▶ **Task brief**: Go through the data below line by line and count those containing the word "tiny". Reply with the count only.

▶ **Record excerpts**:

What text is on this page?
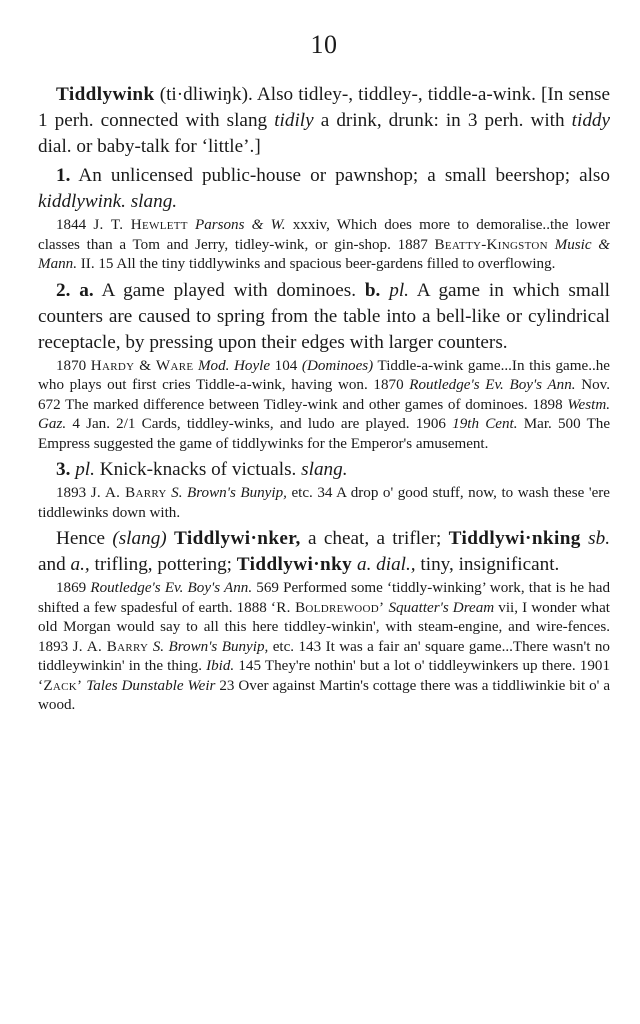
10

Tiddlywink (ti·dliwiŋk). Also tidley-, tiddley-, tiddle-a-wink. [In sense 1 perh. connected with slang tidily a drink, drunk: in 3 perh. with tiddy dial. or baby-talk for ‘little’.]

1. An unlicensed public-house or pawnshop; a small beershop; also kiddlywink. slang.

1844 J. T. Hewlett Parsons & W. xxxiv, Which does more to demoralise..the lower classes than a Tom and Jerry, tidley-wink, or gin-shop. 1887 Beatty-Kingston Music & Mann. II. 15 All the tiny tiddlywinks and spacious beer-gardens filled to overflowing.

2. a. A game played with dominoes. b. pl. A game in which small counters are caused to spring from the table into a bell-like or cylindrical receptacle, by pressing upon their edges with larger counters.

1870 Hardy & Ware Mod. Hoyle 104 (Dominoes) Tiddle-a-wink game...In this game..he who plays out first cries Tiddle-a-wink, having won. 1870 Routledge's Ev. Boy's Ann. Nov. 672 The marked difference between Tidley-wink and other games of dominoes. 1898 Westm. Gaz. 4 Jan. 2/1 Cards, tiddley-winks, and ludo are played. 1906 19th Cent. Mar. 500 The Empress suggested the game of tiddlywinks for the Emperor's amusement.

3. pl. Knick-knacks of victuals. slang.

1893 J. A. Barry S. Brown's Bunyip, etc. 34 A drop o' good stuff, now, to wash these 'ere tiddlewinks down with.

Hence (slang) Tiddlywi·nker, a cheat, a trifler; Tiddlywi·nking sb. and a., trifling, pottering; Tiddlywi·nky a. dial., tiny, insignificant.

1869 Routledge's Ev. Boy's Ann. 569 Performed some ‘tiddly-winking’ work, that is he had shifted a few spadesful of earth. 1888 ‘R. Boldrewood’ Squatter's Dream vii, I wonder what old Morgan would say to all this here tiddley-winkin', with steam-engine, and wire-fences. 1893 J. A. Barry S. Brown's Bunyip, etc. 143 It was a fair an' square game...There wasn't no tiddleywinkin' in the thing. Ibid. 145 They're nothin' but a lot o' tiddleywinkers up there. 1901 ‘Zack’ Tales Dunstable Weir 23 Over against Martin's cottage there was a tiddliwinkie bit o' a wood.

▶ **Final answer**: 2